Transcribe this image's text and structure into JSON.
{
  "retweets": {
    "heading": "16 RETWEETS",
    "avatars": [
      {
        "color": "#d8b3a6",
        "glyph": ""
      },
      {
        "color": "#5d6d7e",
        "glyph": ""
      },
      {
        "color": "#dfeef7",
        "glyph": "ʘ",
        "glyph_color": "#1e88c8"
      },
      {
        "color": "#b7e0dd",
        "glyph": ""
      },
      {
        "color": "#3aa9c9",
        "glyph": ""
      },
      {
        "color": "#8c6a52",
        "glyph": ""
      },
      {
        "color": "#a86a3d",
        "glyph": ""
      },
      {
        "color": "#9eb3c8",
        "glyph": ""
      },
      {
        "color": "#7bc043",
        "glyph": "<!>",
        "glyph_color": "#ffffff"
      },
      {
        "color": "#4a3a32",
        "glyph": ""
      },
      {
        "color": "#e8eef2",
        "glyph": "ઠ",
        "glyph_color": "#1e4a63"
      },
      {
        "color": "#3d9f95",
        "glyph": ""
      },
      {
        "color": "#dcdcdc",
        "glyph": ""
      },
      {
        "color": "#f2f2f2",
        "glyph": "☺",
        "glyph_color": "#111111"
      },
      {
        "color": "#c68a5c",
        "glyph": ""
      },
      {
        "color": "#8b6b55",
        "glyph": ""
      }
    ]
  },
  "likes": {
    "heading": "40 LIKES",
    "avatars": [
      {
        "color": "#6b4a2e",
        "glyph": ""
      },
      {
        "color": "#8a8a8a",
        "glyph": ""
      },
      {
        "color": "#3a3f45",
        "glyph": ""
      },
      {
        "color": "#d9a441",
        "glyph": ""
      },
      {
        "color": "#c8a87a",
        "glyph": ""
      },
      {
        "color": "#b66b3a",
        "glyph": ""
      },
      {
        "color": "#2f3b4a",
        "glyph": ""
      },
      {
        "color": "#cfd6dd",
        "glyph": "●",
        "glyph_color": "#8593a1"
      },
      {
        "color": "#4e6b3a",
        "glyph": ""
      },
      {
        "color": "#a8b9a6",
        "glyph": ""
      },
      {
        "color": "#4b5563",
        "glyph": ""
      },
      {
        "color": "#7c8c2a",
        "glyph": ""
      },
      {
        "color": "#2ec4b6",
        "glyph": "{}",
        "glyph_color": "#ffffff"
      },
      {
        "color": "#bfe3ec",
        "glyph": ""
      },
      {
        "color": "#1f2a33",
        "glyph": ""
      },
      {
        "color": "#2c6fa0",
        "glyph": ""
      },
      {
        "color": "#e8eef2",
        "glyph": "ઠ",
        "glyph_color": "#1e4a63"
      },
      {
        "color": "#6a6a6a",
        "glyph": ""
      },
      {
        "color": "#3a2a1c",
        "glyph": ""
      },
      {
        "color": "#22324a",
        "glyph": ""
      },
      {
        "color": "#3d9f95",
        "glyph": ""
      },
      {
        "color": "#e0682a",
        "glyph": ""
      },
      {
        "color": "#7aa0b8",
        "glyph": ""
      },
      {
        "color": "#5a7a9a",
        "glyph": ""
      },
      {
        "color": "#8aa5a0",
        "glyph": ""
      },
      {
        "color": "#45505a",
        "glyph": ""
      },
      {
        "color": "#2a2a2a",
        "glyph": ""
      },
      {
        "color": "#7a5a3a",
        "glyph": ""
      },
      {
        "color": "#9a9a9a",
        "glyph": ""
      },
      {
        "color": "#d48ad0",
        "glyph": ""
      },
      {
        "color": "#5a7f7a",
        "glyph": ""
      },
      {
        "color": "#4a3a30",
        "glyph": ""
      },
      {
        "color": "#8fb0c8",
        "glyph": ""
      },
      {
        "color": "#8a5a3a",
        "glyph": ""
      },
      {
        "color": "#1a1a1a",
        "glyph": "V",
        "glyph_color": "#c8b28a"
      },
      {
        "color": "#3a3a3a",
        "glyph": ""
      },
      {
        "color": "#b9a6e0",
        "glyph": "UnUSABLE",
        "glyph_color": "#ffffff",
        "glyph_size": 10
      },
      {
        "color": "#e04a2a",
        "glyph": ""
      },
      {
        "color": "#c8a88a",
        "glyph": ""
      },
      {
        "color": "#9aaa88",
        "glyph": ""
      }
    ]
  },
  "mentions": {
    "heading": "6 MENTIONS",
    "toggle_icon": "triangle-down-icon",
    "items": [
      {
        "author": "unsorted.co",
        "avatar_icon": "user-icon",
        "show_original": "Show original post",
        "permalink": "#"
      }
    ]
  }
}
■ ■ ■ ■
*Stated goal*: For each line in the data above that contains the string "heading", extract the line.

*Answer for the task*:
    "heading": "16 RETWEETS",
    "heading": "40 LIKES",
    "heading": "6 MENTIONS",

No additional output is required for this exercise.